Hands-On Preview: In this alternate reality, the Cold War turns hot


There's a lot going on in InnoGlow's newest installment in the Codename Panzers series, Cold War. First and foremost is the revamp that takes the game out of WWII and into a more modern setting. It maintains the persistent hero system of the earlier games, while adding realistic, physics-based building destruction and a weather system that affects gameplay rather than being merely cosmetic. Add a reported eighteen single-player battles, a reported twenty multiplayer maps with three different gameplay modes (Co-op, Domination, and Team) for up to eight players, and this take on the Cold War starts looking hot indeed.

The game deals with an alternate timeline, a post-WWII, fictional conflict between the Soviet Union and Allied forces. The mission I played was set in 1953, four years into the alternate reality. I'm tasked with a hostile landing into Soviet-occupied Heligoland. My primary objective is to destroy the Soviet HQ, where their tank production facility is housed. A secondary objective has me occupying a lighthouse that serves the Soviets as a communication station. By taking that objective, I can use a variety of key assets spread across island. Once I've grabbed the lighthouse, I can capture and use training facilities, a helicopter pad, and even a large artillery piece located near the center of the island. At first, I was able to move pretty easily around the island to gather up these points with only a few small skirmishes here and there. But when I turned my attention to the HQ objective and foolishly left my other prizes unguarded, Soviet troops beat feet around the interconnected network of strongpoints, taking them back before I could react.
# # #
**REQUEST 1:**
In the records, format the lines from the one containing "bar: [803, 229, 807, 277]" to the one containing "bar: [492, 277, 496, 291]" as a Markdown table with the columns Number and Record line, skipping any blank lines.
The preview text has no connection to the records.

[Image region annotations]
# # #
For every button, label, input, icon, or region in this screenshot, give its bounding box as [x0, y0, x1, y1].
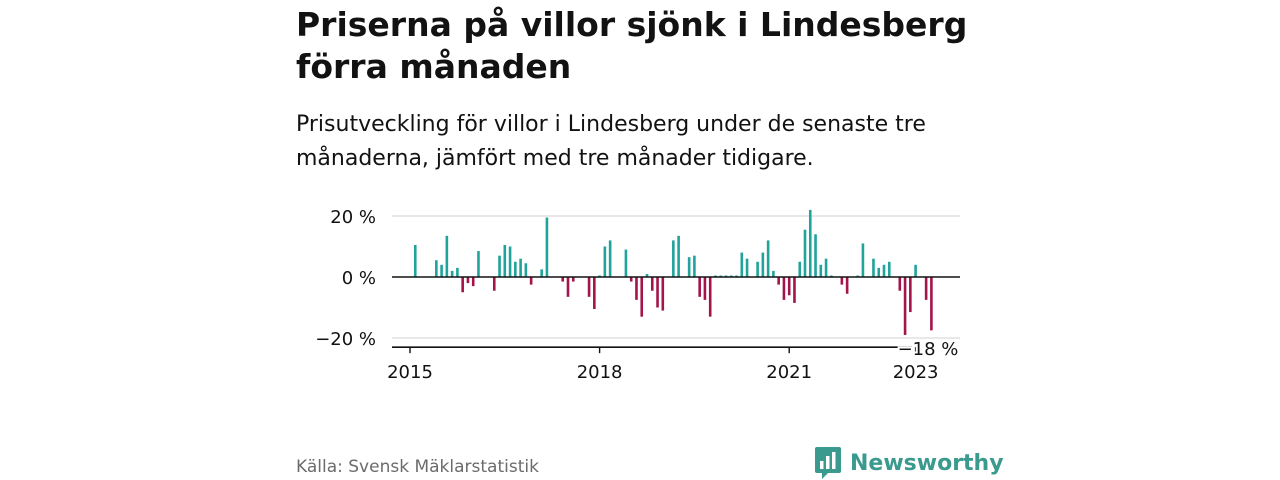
bar: [803, 229, 807, 277]
bar: [703, 277, 707, 300]
bar: [903, 277, 907, 335]
x-tick-label: 2018: [577, 362, 623, 383]
bar: [824, 258, 828, 277]
chart-subtitle: Prisutveckling för villor i Lindesberg u…: [296, 112, 926, 171]
bar: [872, 258, 875, 277]
bar: [745, 258, 749, 277]
bar: [793, 277, 796, 303]
bar: [514, 261, 517, 277]
newsworthy-logo: Newsworthy: [814, 446, 1004, 480]
bar: [561, 277, 565, 282]
bar: [687, 257, 691, 277]
y-tick-label: 0 %: [342, 268, 376, 289]
bar: [635, 277, 638, 300]
bar: [766, 240, 770, 277]
grid-lines: [392, 215, 960, 339]
bar: [492, 277, 496, 291]
bar: [930, 277, 933, 331]
bar: [740, 252, 744, 277]
bar: [587, 277, 591, 297]
bar: [761, 252, 765, 277]
bar: [645, 273, 649, 277]
bar: [877, 267, 881, 277]
axis-labels: 20 % 0 % −20 % 2015 2018 2021 2023−18 %: [315, 207, 960, 383]
source-note: Källa: Svensk Mäklarstatistik: [296, 457, 539, 477]
bar: [840, 277, 844, 285]
bar: [529, 277, 533, 285]
bar: [808, 209, 812, 277]
bar: [624, 249, 628, 277]
bar: [435, 260, 438, 277]
bar: [798, 261, 802, 277]
bar: [466, 277, 470, 284]
y-tick-label: −20 %: [315, 329, 376, 350]
bar: [777, 277, 780, 285]
bar: [650, 277, 654, 291]
bar: [440, 264, 443, 277]
bar: [772, 270, 775, 277]
bar: [819, 264, 823, 277]
bar: [708, 277, 712, 317]
bar: [845, 277, 849, 294]
bar: [508, 246, 512, 277]
bar: [640, 277, 644, 317]
bar: [593, 277, 596, 310]
bar: [603, 246, 607, 277]
bar: [887, 261, 891, 277]
bar-chart-logo-icon: [815, 447, 841, 479]
bar: [608, 240, 612, 277]
bar: [545, 217, 549, 277]
bar: [898, 277, 902, 291]
bar: [519, 258, 522, 277]
chart-title: Priserna på villor sjönk i Lindesberg fö…: [296, 5, 968, 86]
bar: [566, 277, 570, 297]
bar: [787, 277, 791, 296]
x-tick-label: 2021: [766, 362, 812, 383]
bar: [693, 255, 696, 277]
bar: [672, 240, 675, 277]
y-tick-label: 20 %: [330, 207, 376, 228]
bar: [656, 277, 659, 308]
bar: [524, 263, 528, 277]
bar: [756, 261, 759, 277]
bar: [629, 277, 633, 282]
bar: [503, 244, 507, 277]
bar: [413, 244, 417, 277]
bar: [477, 251, 480, 277]
bar: [677, 235, 680, 277]
bar: [882, 264, 886, 277]
bar: [456, 267, 459, 277]
bar: [909, 277, 912, 313]
bar-chart: 20 % 0 % −20 % 2015 2018 2021 2023−18 %: [315, 207, 960, 383]
brand-name: Newsworthy: [850, 450, 1004, 476]
bars: [413, 209, 933, 335]
bar: [450, 270, 454, 277]
bar: [471, 277, 475, 287]
last-value-label: −18 %: [898, 339, 959, 360]
bar: [814, 234, 817, 277]
bar: [571, 277, 575, 282]
x-tick-label: 2023: [893, 362, 939, 383]
bar: [698, 277, 701, 297]
bar: [914, 264, 917, 277]
bar: [782, 277, 786, 300]
bar: [498, 255, 501, 277]
bar: [661, 277, 665, 311]
axes: [392, 276, 960, 354]
bar: [861, 243, 865, 277]
bar: [540, 269, 543, 277]
x-tick-label: 2015: [387, 362, 433, 383]
bar: [461, 277, 464, 293]
bar: [924, 277, 928, 300]
bar: [445, 235, 449, 277]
# # #
**REQUEST 2:**
Using the game preview, answer these:
(a) Up to how many players can take part in the multiplayer modes?
(b) In what year is the mission that was played set?
(c) What do the Soviets use the lighthouse for?

**CORRECT RESPONSE 1:**
| Number | Record line |
|---|---|
| 1 | bar: [803, 229, 807, 277] |
| 2 | bar: [703, 277, 707, 300] |
| 3 | bar: [903, 277, 907, 335] |
| 4 | x-tick-label: 2018: [577, 362, 623, 383] |
| 5 | bar: [824, 258, 828, 277] |
| 6 | chart-subtitle: Prisutveckling för villor i Lindesberg u…: [296, 112, 926, 171] |
| 7 | bar: [872, 258, 875, 277] |
| 8 | bar: [745, 258, 749, 277] |
| 9 | bar: [793, 277, 796, 303] |
| 10 | bar: [514, 261, 517, 277] |
| 11 | newsworthy-logo: Newsworthy: [814, 446, 1004, 480] |
| 12 | bar: [561, 277, 565, 282] |
| 13 | bar: [687, 257, 691, 277] |
| 14 | y-tick-label: 0 %: [342, 268, 376, 289] |
| 15 | bar: [635, 277, 638, 300] |
| 16 | bar: [766, 240, 770, 277] |
| 17 | grid-lines: [392, 215, 960, 339] |
| 18 | bar: [492, 277, 496, 291] |

**CORRECT RESPONSE 2:**
(a) Up to eight players.
(b) 1953.
(c) A communication station.